Exercise task 1:
From the text on the XRSTORS fault, reproduce word for word the stretch from "XRSTORS unconditionally faults" through "of recurring faults).".
Exercise task 2:
In the entries, rewrite the stretch from the line containing "1018, 554, 1079]" through the line containing "news-item: 9、日媒：日本岸田内阁支持率跌至14%创新低； [48, 1290, 516, 1315]", changing "news-item" to "headline" and leaving the rest as it is. Output only those lines.

** BEGIN Text extract **

>>> On 21.01.16 at 16:14, <dario.faggi...@citrix.com> wrote:
> On Wed, 2016-01-20 at 03:06 -0700, Jan Beulich wrote:
>> > > > On 19.01.16 at 20:55, <write.harmand...@gmail.com> wrote:
>> > 
>> > $ 'addr2line -e xen-syms ffff82d0801c1cce' returns
>> > 'xen/xen/arch/x86/xstate.c:387' which again points to
>> > xsave. Also, adding 'xsave=0' makes it boot just fine.
>> 
>> Ah, I think I see the issue: We're zeroing the entire save area in
>> the fixup code, which will make XRSTORS fault unconditionally.
>> Shuai, would you please look into possible ways of fixing this?
>> Just setting the compressed flag may not be enough, and falling
>> back to plain XRSTOR doesn't seem to be an option either - I'm in
>> particular worried that the current model of zeroing everything
>> is bogus with the growing number of different components which
>> get loaded here.
>> 
>> But of course another question then is why the XRSTORS faults
>> in the first place. I guess we'll need a debugging patch to dump
>> the full state to understand that.
>> 
> If someone can produce and send such patch, I'm sure Harmandeep will be
> happy to give it a try on her hardware.

So here you go. Instead of a debugging one, I hope I have at
once fixed the issue in a suitable way. Whether we'd like to keep
the debugging output we can decide later on.

Both patches need to be applied; while the order shouldn't matter,
the alignment one is a prereq to the actual change.

Jan

x86/xstate: fix fault behavior on XRSTORS

XRSTORS unconditionally faults when xcomp_bv has bit 63 clear. Instead
of just fixing this issue, overhaul the fault recovery code, which -
one of the many mistakes made when xstate support got introduced - was
blindly mirroring that accompanying FXRSTOR, neglecting the fact that
XRSTOR{,S} aren't all-or-nothing instructions. The new code, first of
all, does all the recovery actions in C, simplifying the inline
assembly used. And it does its work in a multi-stage fashion: Upon
first seeing a fault, state fixups get applied strictly based on what
architecturally may cause #GP. When seeing another fault despite the
fixups done, state gets fully reset. A third fault would then lead to
crashing the domain (instead of hanging the hypervisor in an infinite
loop of recurring faults).

** END Text extract **
** BEGIN Information provided **

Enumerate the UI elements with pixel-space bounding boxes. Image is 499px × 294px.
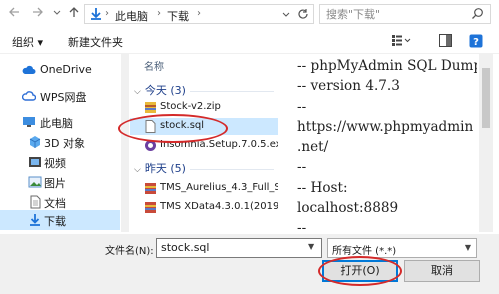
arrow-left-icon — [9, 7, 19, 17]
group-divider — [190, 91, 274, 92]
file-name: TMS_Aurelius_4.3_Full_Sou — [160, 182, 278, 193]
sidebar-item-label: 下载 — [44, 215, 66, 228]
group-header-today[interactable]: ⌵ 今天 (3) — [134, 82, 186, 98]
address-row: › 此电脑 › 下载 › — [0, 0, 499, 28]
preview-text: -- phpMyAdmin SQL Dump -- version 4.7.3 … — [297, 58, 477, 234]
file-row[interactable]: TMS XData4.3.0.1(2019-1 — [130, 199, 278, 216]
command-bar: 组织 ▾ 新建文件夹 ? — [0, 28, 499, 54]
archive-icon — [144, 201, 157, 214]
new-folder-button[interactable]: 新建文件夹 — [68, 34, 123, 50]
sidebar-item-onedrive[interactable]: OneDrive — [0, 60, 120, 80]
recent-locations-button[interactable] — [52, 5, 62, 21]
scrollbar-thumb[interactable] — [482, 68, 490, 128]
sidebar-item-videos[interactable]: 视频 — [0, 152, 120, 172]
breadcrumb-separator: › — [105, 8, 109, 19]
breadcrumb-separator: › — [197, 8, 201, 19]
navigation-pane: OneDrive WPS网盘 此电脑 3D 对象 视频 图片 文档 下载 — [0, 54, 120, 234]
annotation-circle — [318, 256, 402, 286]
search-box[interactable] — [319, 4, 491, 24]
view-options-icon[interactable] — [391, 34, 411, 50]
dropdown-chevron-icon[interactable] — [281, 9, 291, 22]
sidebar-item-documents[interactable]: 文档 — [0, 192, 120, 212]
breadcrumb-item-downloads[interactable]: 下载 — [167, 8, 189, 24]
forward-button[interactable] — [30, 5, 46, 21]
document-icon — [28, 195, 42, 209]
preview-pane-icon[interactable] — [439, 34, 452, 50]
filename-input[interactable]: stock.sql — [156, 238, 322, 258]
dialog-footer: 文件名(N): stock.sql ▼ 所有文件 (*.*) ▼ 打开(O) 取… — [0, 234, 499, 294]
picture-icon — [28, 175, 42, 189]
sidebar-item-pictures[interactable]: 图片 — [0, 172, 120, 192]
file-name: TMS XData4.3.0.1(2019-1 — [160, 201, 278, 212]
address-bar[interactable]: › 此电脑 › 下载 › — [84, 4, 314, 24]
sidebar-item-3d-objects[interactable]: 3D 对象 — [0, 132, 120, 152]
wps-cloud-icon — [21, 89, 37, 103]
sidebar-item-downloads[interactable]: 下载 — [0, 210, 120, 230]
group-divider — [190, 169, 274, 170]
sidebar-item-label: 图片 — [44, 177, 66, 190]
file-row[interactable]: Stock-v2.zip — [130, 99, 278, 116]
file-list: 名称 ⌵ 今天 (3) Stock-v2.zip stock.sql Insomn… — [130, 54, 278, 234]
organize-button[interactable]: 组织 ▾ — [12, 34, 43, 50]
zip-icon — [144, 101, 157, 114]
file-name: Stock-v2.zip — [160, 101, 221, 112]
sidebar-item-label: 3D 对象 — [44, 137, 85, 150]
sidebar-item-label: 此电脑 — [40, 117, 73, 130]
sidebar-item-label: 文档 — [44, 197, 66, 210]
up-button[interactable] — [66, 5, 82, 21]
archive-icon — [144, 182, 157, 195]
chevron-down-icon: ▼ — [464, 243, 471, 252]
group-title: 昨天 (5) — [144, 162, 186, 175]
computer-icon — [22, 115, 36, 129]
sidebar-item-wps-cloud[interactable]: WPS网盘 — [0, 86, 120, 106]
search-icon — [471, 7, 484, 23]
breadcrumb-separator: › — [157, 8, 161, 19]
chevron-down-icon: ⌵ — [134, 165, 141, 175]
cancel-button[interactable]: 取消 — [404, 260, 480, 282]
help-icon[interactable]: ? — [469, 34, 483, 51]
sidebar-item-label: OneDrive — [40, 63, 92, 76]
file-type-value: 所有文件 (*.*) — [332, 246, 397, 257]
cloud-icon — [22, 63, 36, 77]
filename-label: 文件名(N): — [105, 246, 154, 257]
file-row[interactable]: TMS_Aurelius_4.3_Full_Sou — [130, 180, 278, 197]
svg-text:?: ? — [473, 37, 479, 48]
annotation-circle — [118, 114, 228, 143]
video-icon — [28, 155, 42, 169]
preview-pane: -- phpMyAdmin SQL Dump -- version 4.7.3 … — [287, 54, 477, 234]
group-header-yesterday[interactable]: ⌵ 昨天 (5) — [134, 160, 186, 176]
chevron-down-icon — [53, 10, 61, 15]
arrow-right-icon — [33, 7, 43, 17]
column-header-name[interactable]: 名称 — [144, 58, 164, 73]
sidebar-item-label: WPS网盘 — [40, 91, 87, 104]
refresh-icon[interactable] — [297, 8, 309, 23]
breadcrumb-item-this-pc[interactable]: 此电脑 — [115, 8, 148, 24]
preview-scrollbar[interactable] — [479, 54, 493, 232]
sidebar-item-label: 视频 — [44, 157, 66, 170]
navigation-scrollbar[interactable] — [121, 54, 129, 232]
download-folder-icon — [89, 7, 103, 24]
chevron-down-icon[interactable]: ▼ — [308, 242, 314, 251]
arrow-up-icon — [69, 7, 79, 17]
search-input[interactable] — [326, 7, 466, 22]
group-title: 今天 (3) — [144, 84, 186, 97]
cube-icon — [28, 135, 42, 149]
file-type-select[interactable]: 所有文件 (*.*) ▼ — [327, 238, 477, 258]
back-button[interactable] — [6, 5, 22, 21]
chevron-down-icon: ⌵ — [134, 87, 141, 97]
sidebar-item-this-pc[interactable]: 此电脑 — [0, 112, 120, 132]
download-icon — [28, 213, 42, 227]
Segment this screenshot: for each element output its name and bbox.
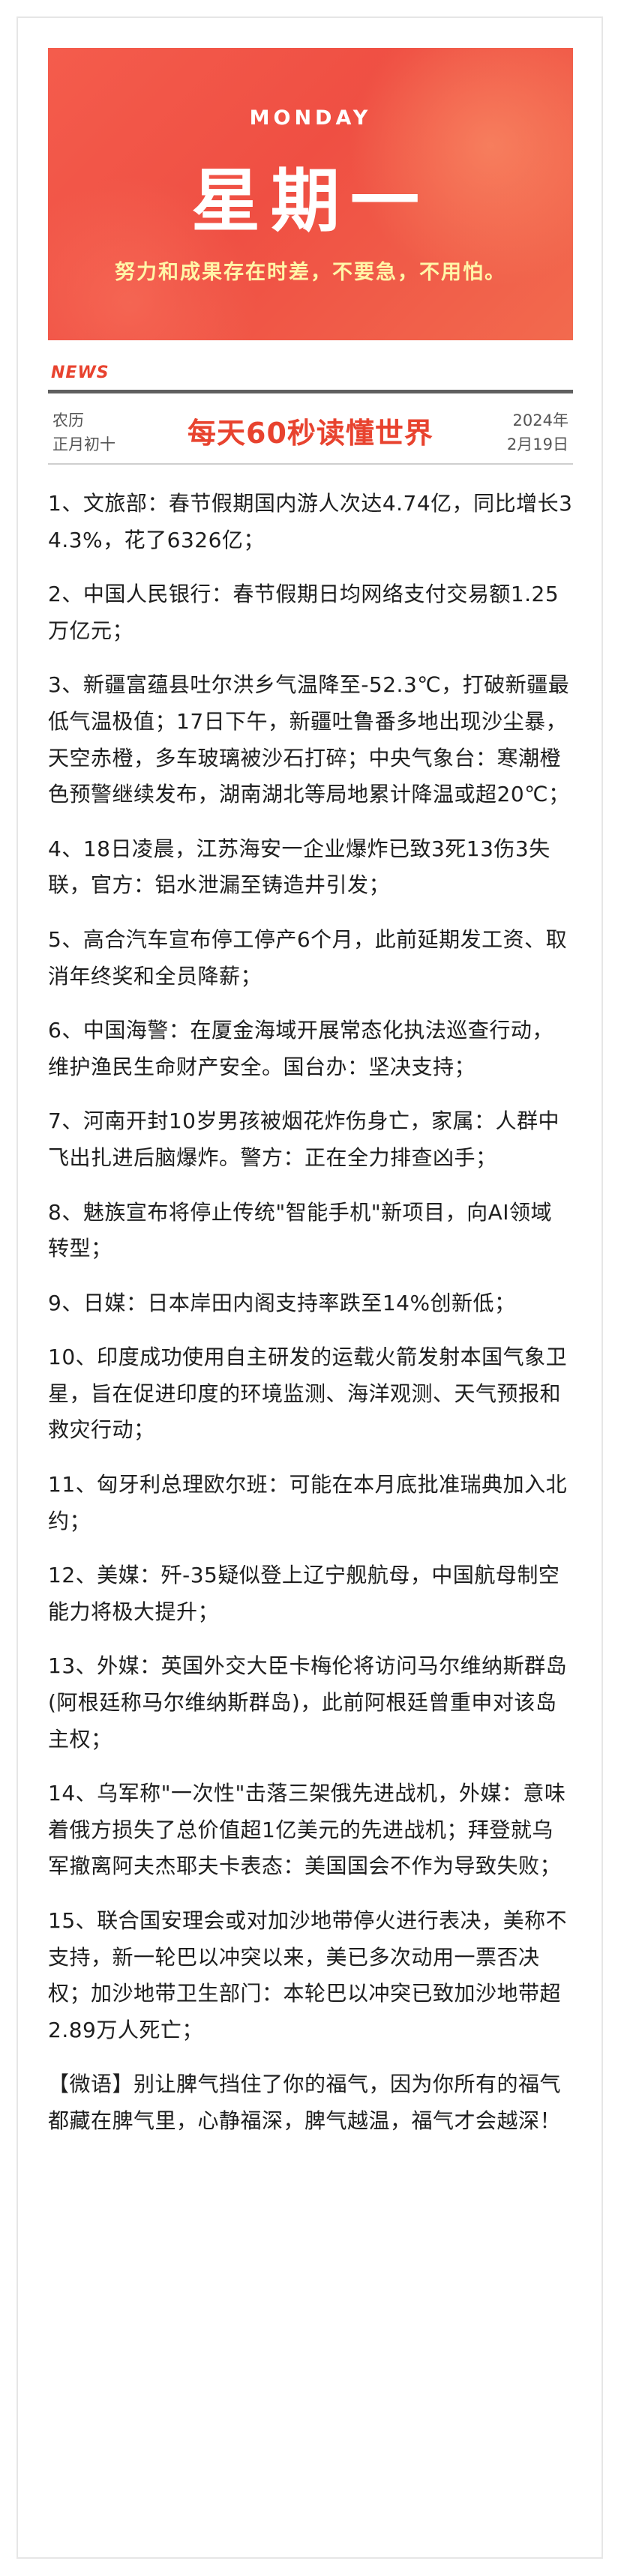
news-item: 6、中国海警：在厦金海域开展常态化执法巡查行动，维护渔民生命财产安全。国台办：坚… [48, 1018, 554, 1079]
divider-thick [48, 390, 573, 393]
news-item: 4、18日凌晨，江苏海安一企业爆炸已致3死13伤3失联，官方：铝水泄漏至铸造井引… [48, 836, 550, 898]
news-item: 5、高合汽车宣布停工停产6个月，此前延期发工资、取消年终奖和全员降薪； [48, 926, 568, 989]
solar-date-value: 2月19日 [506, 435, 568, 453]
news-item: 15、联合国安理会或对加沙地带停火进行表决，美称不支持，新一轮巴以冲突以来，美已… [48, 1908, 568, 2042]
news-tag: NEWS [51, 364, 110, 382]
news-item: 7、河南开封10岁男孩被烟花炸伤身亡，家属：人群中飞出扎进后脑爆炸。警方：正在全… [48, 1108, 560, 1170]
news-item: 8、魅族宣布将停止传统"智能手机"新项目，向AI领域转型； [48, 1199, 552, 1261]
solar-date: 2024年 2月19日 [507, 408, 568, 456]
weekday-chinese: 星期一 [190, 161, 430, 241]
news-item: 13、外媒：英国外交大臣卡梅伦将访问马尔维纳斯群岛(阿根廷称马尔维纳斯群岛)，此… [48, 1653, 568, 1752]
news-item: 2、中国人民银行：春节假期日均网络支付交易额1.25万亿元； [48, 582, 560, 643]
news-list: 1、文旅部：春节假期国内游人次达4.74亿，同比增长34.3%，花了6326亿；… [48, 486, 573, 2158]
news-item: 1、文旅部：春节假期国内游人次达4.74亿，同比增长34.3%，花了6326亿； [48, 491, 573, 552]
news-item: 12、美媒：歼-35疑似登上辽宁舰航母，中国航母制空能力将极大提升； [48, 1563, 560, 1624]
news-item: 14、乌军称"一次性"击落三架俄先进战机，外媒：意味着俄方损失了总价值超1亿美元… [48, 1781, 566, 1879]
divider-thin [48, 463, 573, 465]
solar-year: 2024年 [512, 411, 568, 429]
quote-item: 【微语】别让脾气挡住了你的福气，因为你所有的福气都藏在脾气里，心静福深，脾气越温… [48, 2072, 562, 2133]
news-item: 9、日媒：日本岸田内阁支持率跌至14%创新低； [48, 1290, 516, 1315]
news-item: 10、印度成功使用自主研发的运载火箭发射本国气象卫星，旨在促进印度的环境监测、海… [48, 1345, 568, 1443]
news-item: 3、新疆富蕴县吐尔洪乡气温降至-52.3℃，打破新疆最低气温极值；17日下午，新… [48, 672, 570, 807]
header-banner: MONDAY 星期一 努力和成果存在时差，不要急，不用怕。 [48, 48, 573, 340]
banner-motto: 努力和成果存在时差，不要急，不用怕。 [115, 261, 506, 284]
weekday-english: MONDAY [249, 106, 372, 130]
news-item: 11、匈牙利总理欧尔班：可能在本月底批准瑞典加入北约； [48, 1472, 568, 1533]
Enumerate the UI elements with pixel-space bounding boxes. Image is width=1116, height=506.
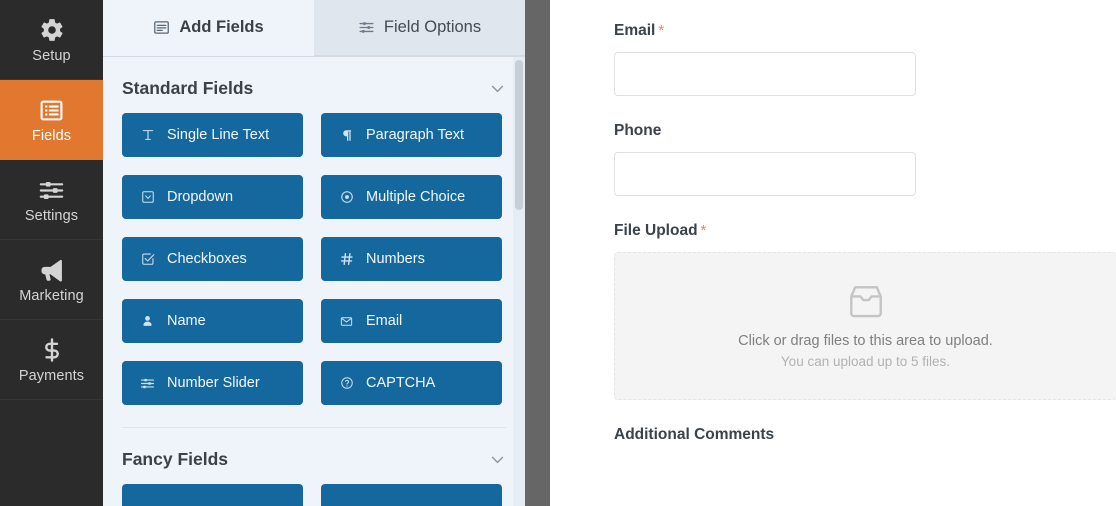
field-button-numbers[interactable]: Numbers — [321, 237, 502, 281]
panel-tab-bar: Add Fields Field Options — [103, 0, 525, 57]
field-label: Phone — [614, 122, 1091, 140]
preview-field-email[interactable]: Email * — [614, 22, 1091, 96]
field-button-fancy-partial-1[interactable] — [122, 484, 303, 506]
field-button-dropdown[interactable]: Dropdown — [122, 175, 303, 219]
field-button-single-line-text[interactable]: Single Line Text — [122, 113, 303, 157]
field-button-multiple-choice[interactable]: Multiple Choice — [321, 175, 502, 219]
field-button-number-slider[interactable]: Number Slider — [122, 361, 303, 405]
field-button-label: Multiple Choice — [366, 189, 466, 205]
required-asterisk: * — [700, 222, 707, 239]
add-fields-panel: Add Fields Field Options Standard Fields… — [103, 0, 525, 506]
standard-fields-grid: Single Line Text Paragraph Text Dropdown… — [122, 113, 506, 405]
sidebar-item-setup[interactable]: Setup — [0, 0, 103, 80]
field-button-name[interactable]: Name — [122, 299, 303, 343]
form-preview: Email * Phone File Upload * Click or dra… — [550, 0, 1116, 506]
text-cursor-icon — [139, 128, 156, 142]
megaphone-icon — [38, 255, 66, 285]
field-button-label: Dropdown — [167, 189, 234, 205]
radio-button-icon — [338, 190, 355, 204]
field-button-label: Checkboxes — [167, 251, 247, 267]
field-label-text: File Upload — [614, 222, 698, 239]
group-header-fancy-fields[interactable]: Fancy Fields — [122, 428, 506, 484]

** END Information provided **

Written reply 1:
XRSTORS unconditionally faults when xcomp_bv has bit 63 clear. Instead
of just fixing this issue, overhaul the fault recovery code, which -
one of the many mistakes made when xstate support got introduced - was
blindly mirroring that accompanying FXRSTOR, neglecting the fact that
XRSTOR{,S} aren't all-or-nothing instructions. The new code, first of
all, does all the recovery actions in C, simplifying the inline
assembly used. And it does its work in a multi-stage fashion: Upon
first seeing a fault, state fixups get applied strictly based on what
architecturally may cause #GP. When seeing another fault despite the
fixups done, state gets fully reset. A third fault would then lead to
crashing the domain (instead of hanging the hypervisor in an infinite
loop of recurring faults).

Written reply 2:
headline: 6、中国海警：在厦金海域开展常态化执法巡查行动，维护渔民生命财产安全。国台办：坚… [48, 1018, 554, 1079]
divider-thick [48, 390, 573, 393]
headline: 4、18日凌晨，江苏海安一企业爆炸已致3死13伤3失联，官方：铝水泄漏至铸造井引… [48, 836, 550, 898]
headline: 5、高合汽车宣布停工停产6个月，此前延期发工资、取消年终奖和全员降薪； [48, 926, 568, 989]
solar-date-value: 2月19日 [506, 435, 568, 453]
headline: 15、联合国安理会或对加沙地带停火进行表决，美称不支持，新一轮巴以冲突以来，美已… [48, 1908, 568, 2042]
news-tag: NEWS [51, 364, 110, 382]
headline: 7、河南开封10岁男孩被烟花炸伤身亡，家属：人群中飞出扎进后脑爆炸。警方：正在全… [48, 1108, 560, 1170]
headline: 8、魅族宣布将停止传统"智能手机"新项目，向AI领域转型； [48, 1199, 552, 1261]
solar-date: 2024年 2月19日 [507, 408, 568, 456]
weekday-chinese: 星期一 [190, 161, 430, 241]
headline: 13、外媒：英国外交大臣卡梅伦将访问马尔维纳斯群岛(阿根廷称马尔维纳斯群岛)，此… [48, 1653, 568, 1752]
headline: 2、中国人民银行：春节假期日均网络支付交易额1.25万亿元； [48, 582, 560, 643]
news-list: 1、文旅部：春节假期国内游人次达4.74亿，同比增长34.3%，花了6326亿；… [48, 486, 573, 2158]
headline: 1、文旅部：春节假期国内游人次达4.74亿，同比增长34.3%，花了6326亿； [48, 491, 573, 552]
headline: 12、美媒：歼-35疑似登上辽宁舰航母，中国航母制空能力将极大提升； [48, 1563, 560, 1624]
headline: 14、乌军称"一次性"击落三架俄先进战机，外媒：意味着俄方损失了总价值超1亿美元… [48, 1781, 566, 1879]
divider-thin [48, 463, 573, 465]
solar-year: 2024年 [512, 411, 568, 429]
quote-item: 【微语】别让脾气挡住了你的福气，因为你所有的福气都藏在脾气里，心静福深，脾气越温… [48, 2072, 562, 2133]
headline: 9、日媒：日本岸田内阁支持率跌至14%创新低； [48, 1290, 516, 1315]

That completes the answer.